▶ _Exercise_: Reading down the listing below, count the lines where the word "上的动点" shows up, then give only that count.
───
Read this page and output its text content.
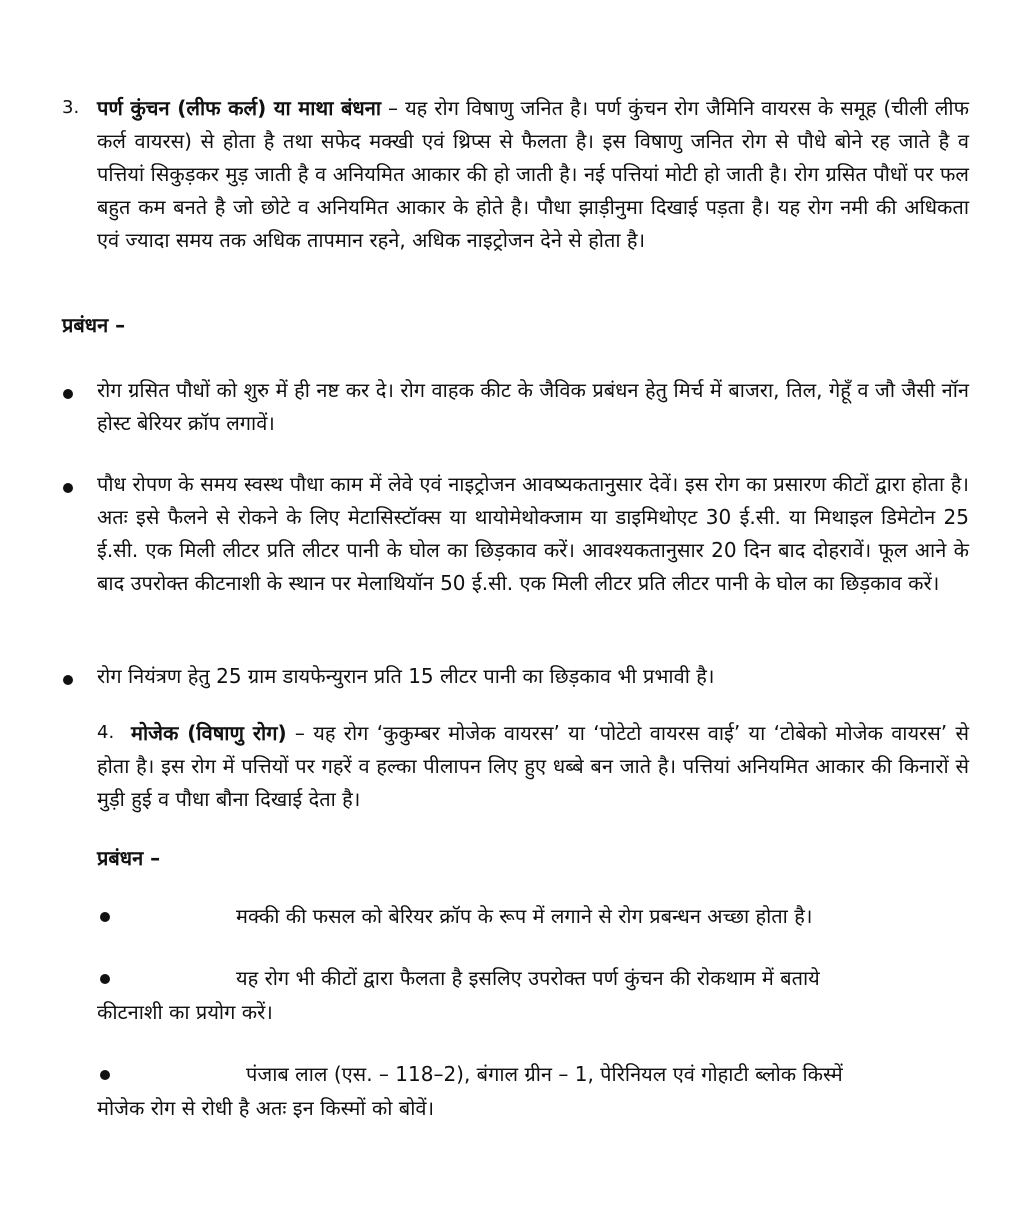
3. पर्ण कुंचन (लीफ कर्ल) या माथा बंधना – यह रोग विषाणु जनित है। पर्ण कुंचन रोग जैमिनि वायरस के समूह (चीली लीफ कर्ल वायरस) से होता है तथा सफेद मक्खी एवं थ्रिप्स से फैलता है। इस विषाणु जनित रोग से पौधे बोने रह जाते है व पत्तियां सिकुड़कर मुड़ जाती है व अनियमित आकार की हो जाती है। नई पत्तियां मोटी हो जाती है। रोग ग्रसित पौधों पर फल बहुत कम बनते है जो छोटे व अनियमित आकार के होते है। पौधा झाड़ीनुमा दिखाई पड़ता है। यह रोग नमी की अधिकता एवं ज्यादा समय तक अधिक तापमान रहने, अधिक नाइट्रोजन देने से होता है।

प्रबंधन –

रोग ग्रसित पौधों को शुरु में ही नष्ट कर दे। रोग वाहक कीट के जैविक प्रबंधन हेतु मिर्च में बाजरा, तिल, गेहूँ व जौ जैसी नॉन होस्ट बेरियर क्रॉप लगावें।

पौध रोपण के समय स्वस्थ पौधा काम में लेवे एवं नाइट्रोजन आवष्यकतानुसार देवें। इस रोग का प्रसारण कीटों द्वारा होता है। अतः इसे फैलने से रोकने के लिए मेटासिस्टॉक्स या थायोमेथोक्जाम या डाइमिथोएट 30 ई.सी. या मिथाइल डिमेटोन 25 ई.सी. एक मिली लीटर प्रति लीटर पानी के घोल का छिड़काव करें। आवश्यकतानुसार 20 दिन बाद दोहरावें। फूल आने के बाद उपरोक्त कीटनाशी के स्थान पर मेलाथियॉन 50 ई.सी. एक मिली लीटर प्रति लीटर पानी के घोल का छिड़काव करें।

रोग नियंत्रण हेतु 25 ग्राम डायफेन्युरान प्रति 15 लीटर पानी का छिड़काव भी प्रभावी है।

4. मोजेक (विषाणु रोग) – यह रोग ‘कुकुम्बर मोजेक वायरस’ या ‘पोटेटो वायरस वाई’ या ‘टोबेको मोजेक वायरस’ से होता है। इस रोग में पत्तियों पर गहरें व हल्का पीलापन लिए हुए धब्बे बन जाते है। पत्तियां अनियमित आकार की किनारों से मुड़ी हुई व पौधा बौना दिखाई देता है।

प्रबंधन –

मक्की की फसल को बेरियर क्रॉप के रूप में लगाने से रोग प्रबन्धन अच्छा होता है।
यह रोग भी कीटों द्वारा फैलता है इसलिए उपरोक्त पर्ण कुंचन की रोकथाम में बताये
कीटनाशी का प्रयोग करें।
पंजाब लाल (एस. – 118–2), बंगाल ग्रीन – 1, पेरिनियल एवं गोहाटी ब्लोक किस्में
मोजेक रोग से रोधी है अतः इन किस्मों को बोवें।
───
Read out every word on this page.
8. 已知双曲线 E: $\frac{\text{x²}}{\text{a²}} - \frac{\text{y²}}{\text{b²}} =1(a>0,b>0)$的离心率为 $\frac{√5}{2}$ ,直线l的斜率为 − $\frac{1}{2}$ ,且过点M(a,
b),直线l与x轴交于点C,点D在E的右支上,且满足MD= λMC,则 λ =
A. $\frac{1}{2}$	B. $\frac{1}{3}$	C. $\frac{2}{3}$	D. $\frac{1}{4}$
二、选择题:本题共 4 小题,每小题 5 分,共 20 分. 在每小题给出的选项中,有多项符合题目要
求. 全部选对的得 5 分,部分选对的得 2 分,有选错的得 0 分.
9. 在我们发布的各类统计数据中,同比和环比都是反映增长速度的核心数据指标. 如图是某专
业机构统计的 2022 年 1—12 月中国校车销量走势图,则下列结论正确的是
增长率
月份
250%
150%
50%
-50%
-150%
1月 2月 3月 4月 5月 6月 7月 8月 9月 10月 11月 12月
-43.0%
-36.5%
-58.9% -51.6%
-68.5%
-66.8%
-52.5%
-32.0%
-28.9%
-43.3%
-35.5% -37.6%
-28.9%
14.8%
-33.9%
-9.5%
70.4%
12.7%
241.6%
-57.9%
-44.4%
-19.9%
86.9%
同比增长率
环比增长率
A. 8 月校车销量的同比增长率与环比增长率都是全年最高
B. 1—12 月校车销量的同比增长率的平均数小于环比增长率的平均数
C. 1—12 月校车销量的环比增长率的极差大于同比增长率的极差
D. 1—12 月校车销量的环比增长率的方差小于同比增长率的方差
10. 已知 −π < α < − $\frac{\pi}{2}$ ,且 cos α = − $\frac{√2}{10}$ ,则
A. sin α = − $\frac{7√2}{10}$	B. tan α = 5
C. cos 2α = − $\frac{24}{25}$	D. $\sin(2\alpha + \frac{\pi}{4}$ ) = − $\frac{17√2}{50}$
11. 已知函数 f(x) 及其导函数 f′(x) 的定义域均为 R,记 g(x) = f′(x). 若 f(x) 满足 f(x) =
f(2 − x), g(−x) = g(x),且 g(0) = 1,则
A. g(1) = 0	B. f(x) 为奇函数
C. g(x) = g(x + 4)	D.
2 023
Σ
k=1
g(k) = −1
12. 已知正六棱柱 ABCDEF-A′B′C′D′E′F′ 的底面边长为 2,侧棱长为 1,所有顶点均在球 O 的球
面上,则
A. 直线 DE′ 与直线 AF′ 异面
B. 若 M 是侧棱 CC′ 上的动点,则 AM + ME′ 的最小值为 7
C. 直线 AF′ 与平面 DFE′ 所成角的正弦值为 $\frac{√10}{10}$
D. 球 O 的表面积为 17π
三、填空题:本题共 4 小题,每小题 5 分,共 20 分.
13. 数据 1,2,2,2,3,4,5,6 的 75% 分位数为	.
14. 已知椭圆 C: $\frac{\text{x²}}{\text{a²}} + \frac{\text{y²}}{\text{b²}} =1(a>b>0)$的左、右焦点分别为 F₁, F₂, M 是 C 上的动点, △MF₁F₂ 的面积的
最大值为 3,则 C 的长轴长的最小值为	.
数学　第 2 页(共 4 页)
───
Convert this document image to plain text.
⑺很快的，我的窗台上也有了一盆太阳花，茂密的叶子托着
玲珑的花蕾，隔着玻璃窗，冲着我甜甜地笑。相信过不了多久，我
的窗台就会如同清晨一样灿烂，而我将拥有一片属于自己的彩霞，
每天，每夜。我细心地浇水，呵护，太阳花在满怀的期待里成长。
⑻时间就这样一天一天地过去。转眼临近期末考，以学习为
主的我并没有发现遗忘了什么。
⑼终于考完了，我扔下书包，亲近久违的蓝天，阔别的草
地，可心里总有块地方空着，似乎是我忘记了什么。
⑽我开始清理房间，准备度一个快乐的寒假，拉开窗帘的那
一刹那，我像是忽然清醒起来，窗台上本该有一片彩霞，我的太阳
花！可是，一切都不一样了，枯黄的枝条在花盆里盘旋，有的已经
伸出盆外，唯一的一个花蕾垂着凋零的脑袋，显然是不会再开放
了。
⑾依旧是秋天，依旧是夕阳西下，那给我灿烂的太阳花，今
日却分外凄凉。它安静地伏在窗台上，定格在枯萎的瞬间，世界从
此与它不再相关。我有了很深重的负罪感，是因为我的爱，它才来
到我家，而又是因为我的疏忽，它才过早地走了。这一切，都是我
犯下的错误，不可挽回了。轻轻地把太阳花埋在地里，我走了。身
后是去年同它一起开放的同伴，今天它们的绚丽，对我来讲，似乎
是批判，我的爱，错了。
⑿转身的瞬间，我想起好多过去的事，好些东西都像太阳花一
───
▶ _Expected output_: 2